To perform a switchover between site A (active) and site B (standby):

  1. Bring down instances in site A. These include UIM and ATA. Message Bus must be enabled to perform the replication using Mirror Maker.
    #Disable topology
    $COMMON_CNTK/scripts/delete-applications.sh -p uimprimary -i dr -f $SPEC_PATH/<project>/<instance>/applications.yaml -a ata
    #Disable UIM
    $UIM_CNTK/scripts/delete-instance.sh -p uimprimary -i dr -s $SPEC_PATH
  2. Perform switchover on DB. Site B DB will now become Primary. Site B DB will assume Standby role. Refer to Oracle 19c Documentation.
  3. Bring up instances in site B. This includes UIM and ATA. Message Bus should already be active:
    #EnableUIM
    $UIM_CNTK/scripts/create-instance.sh -p uimsecondary -i dr -s $SPEC_PATH
    #Enable topology
    $COMMON_CNTK/scripts/create-applications.sh -p uimsecondary -i dr -f $SPEC_PATH/<project>/<instance>/applications.yaml -a ata
  4. Perform DNS switching to route all traffic to site B.

Failover Sequence

In case of any irrecoverable failure in the primary site, perform a failover operation on the standby site. To do so:

  1. Perform failover on DB. Standby (secondary) DB will now become Primary. Primary site DB will assume Deactivated Standby role. Refer to Oracle 19c Documentation.
  2. Bring up instances in standby. This includes UIM and Topology. Message Bus should already be active:
    #EnableUIM
    $UIM_CNTK/scripts/create-instance.sh -p uimsecondary -i dr -s $SPEC_PATH
    #Enable topology
    $COMMON_CNTK/scripts/create-applications.sh -p uimsecondary -i dr -f $SPEC_PATH/<project>/<instance>/applications.yaml -a ata
  3. Perform DNS switching to route all traffic to secondary instances.

Data entries
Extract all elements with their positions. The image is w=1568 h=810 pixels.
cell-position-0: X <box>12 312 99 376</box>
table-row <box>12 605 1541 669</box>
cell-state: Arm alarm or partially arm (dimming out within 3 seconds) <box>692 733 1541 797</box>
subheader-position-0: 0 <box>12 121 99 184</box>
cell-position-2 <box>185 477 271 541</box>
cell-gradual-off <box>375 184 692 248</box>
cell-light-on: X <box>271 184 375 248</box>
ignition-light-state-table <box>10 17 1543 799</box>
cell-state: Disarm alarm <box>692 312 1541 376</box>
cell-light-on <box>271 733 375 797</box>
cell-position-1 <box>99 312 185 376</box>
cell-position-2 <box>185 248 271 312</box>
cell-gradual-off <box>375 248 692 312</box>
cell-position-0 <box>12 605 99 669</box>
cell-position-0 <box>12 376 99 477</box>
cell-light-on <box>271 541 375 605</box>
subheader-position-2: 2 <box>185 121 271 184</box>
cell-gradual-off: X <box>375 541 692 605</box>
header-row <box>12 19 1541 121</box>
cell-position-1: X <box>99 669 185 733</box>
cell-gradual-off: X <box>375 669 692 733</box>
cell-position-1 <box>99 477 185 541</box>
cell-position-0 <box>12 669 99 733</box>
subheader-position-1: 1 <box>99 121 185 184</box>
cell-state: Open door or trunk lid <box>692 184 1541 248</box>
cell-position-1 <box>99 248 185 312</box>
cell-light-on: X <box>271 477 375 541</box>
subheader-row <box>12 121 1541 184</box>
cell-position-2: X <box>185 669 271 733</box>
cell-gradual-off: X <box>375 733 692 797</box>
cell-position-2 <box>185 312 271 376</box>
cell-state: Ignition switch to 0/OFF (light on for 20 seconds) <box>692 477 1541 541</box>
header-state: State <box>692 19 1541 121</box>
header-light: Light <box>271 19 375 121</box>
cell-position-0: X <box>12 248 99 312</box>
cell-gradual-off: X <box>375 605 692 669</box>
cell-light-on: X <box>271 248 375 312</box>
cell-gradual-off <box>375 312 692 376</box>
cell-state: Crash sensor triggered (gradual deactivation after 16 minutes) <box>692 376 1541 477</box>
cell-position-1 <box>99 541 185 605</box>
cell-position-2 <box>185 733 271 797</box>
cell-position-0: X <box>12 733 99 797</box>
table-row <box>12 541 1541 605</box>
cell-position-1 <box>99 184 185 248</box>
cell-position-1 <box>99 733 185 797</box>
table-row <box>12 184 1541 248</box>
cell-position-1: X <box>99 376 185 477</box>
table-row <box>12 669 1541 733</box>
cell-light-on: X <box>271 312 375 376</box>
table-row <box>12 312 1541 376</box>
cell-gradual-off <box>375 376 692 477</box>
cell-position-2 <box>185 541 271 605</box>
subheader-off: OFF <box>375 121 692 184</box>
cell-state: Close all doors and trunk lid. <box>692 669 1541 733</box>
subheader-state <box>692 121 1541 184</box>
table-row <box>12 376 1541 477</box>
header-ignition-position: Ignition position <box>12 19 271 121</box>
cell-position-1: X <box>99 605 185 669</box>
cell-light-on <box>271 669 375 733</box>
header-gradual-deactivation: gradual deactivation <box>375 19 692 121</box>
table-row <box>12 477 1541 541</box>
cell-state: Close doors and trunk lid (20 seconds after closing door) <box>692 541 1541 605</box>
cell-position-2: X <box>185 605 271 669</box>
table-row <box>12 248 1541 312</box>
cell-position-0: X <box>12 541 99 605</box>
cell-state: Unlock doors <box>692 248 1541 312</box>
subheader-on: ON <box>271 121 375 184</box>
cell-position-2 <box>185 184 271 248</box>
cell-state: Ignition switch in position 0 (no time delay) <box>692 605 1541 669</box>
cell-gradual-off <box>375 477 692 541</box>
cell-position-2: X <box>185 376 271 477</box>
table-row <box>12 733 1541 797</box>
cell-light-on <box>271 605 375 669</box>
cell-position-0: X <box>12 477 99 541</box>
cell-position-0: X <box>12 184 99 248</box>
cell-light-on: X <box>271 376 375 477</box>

## [THE REQUEST]
Continue the site switchover and failover procedure from where it stops. The records stand apart from the procedure text and aren't part of it.

## [OUTPUT BELOW]
Once the primary site to restored, establish a synchronization between secondary and primary site. To do so:

  1. Bring up Message Bus and DB in primary site:
    #Enable message bus
    $COMMON_CNTK/scripts/create-applications.sh -p uimprimary-i dr -f $SPEC_PATH/<project>/<instance>/applications.yaml -a messaging-bus
  2. Setup Kafka Mirror Maker with secondary Message Bus as source and primary Message Bus as target. See "About Kafka Mirror Maker" for more information.
  3. Switch primary DB role from Deactivated Standby Standby. See "Deploying Unified Operations Message Bus" for more information.
As the synchronization between secondary and primary site is established, perform a switchover to the primary site. To do so:
  1. Bring up UIM in primary site:
    $UIM_CNTK/scripts/create-instance.sh -p uimprimary -i dr -s $SPEC_PATH
  2. Bring up Topology in primary site:
    $COMMON_CNTK/scripts/create-applications.sh -p uimprimary-i dr -f $SPEC_PATH/<project>/<instance>/applications.yaml -a ata
  3. Perform DNS switching to route all traffic to primary instances.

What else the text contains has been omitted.